**EXERCISE DESCRIPTION**
Omit all images. Write out the rest of the material exactly.

**RAW RECORDS**
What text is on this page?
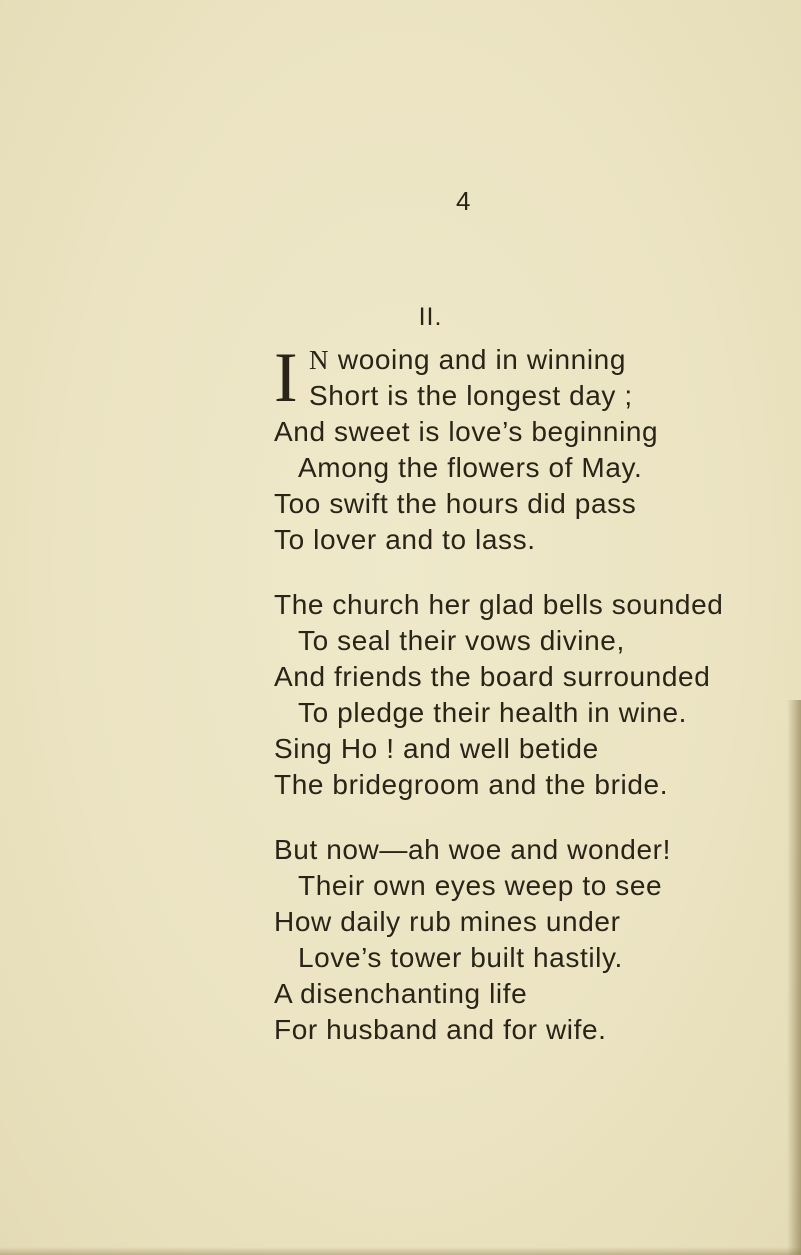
4
II.
I N wooing and in winning
Short is the longest day ;
And sweet is love’s beginning
Among the flowers of May.
Too swift the hours did pass
To lover and to lass.
The church her glad bells sounded
To seal their vows divine,
And friends the board surrounded
To pledge their health in wine.
Sing Ho ! and well betide
The bridegroom and the bride.
But now—ah woe and wonder!
Their own eyes weep to see
How daily rub mines under
Love’s tower built hastily.
A disenchanting life
For husband and for wife.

**EXERCISE SOLUTION**
What text is on this page?
4
II.
I N wooing and in winning
Short is the longest day ;
And sweet is love’s beginning
Among the flowers of May.
Too swift the hours did pass
To lover and to lass.
The church her glad bells sounded
To seal their vows divine,
And friends the board surrounded
To pledge their health in wine.
Sing Ho ! and well betide
The bridegroom and the bride.
But now—ah woe and wonder!
Their own eyes weep to see
How daily rub mines under
Love’s tower built hastily.
A disenchanting life
For husband and for wife.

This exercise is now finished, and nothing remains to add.